→ TASK PROMPT
Check each line of the entries below for the word "Institute", and copy out the ones that have it.
INPUT: Begin
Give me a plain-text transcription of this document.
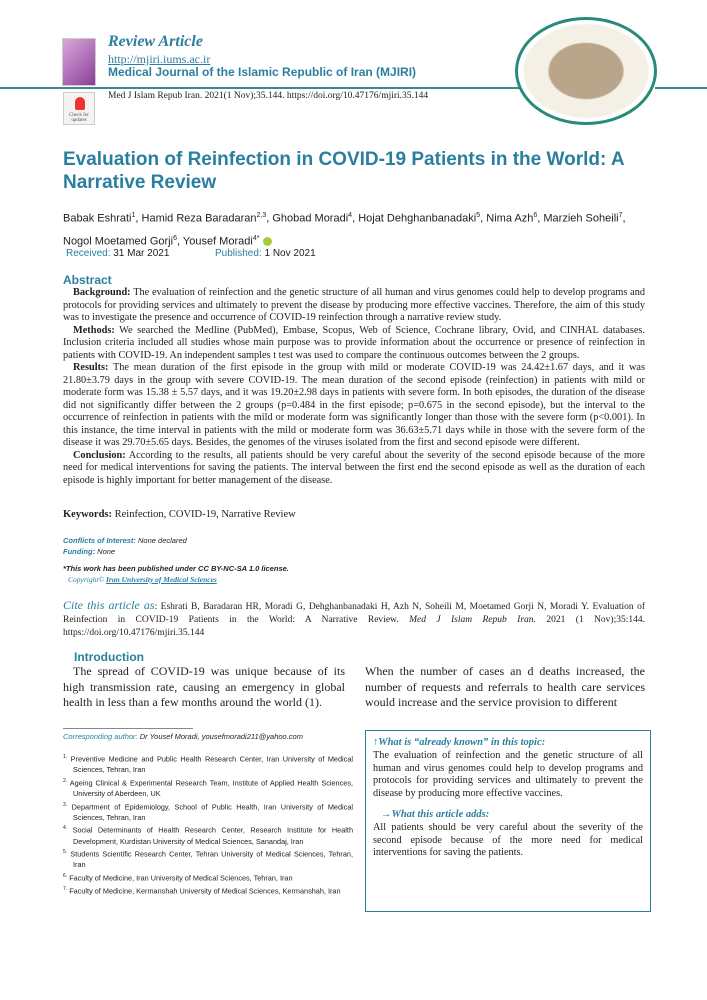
Check for updates
Review Article
http://mjiri.iums.ac.ir
Medical Journal of the Islamic Republic of Iran (MJIRI)
Med J Islam Repub Iran. 2021(1 Nov);35.144. https://doi.org/10.47176/mjiri.35.144
Evaluation of Reinfection in COVID-19 Patients in the World: A Narrative Review
Babak Eshrati$^1$, Hamid Reza Baradaran$^{2,3}$, Ghobad Moradi$^4$, Hojat Dehghanbanadaki$^5$, Nima Azh$^6$, Marzieh Soheili$^7$,
Nogol Moetamed Gorji$^6$, Yousef Moradi$^{4*}$
Received: 31 Mar 2021	Published: 1 Nov 2021
Abstract

Background: The evaluation of reinfection and the genetic structure of all human and virus genomes could help to develop programs and protocols for providing services and ultimately to prevent the disease by producing more effective vaccines. Therefore, the aim of this study was to investigate the presence and occurrence of COVID-19 reinfection through a narrative review study.

Methods: We searched the Medline (PubMed), Embase, Scopus, Web of Science, Cochrane library, Ovid, and CINHAL databases. Inclusion criteria included all studies whose main purpose was to provide information about the occurrence or presence of reinfection in patients with COVID-19. An independent samples t test was used to compare the continuous outcomes between the 2 groups.

Results: The mean duration of the first episode in the group with mild or moderate COVID-19 was 24.42±1.67 days, and it was 21.80±3.79 days in the group with severe COVID-19. The mean duration of the second episode (reinfection) in patients with mild or moderate form was 15.38 ± 5.57 days, and it was 19.20±2.98 days in patients with severe form. In both episodes, the duration of the disease did not significantly differ between the 2 groups (p=0.484 in the first episode; p=0.675 in the second episode), but the interval to the occurrence of reinfection in patients with the mild or moderate form was significantly longer than those with the severe form (p<0.001). In this instance, the time interval in patients with the mild or moderate form was 36.63±5.71 days while in those with the severe form of the disease it was 29.70±5.65 days. Besides, the genomes of the viruses isolated from the first and second episode were different.

Conclusion: According to the results, all patients should be very careful about the severity of the second episode because of the more need for medical interventions for saving the patients. The interval between the first end the second episode as well as the duration of each episode is highly important for better management of the disease.

Keywords: Reinfection, COVID-19, Narrative Review
Conflicts of Interest: None declared
Funding: None
*This work has been published under CC BY-NC-SA 1.0 license.
Copyright© Iran University of Medical Sciences
Cite this article as: Eshrati B, Baradaran HR, Moradi G, Dehghanbanadaki H, Azh N, Soheili M, Moetamed Gorji N, Moradi Y. Evaluation of Reinfection in COVID-19 Patients in the World: A Narrative Review. Med J Islam Repub Iran. 2021 (1 Nov);35:144. https://doi.org/10.47176/mjiri.35.144
Introduction
The spread of COVID-19 was unique because of its high transmission rate, causing an emergency in global health in less than a few months around the world (1).
When the number of cases an d deaths increased, the number of requests and referrals to health care services would increase and the service provision to different
Corresponding author: Dr Yousef Moradi, yousefmoradi211@yahoo.com
$^{1.}$ Preventive Medicine and Public Health Research Center, Iran University of Medical Sciences, Tehran, Iran
$^{2.}$ Ageing Clinical & Experimental Research Team, Institute of Applied Health Sciences, University of Aberdeen, UK
$^{3.}$ Department of Epidemiology, School of Public Health, Iran University of Medical Sciences, Tehran, Iran
$^{4.}$ Social Determinants of Health Research Center, Research Institute for Health Development, Kurdistan University of Medical Sciences, Sanandaj, Iran
$^{5.}$ Students Scientific Research Center, Tehran University of Medical Sciences, Tehran, Iran
$^{6.}$ Faculty of Medicine, Iran University of Medical Sciences, Tehran, Iran
$^{7.}$ Faculty of Medicine, Kermanshah University of Medical Sciences, Kermanshah, Iran
↑What is “already known” in this topic:

The evaluation of reinfection and the genetic structure of all human and virus genomes could help to develop programs and protocols for providing services and ultimately to prevent the disease by producing more effective vaccines.

→What this article adds:

All patients should be very careful about the severity of the second episode because of the more need for medical interventions for saving the patients.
INPUT: End
→ OUTPUT
$^{2.}$ Ageing Clinical & Experimental Research Team, Institute of Applied Health Sciences, University of Aberdeen, UK
$^{4.}$ Social Determinants of Health Research Center, Research Institute for Health Development, Kurdistan University of Medical Sciences, Sanandaj, Iran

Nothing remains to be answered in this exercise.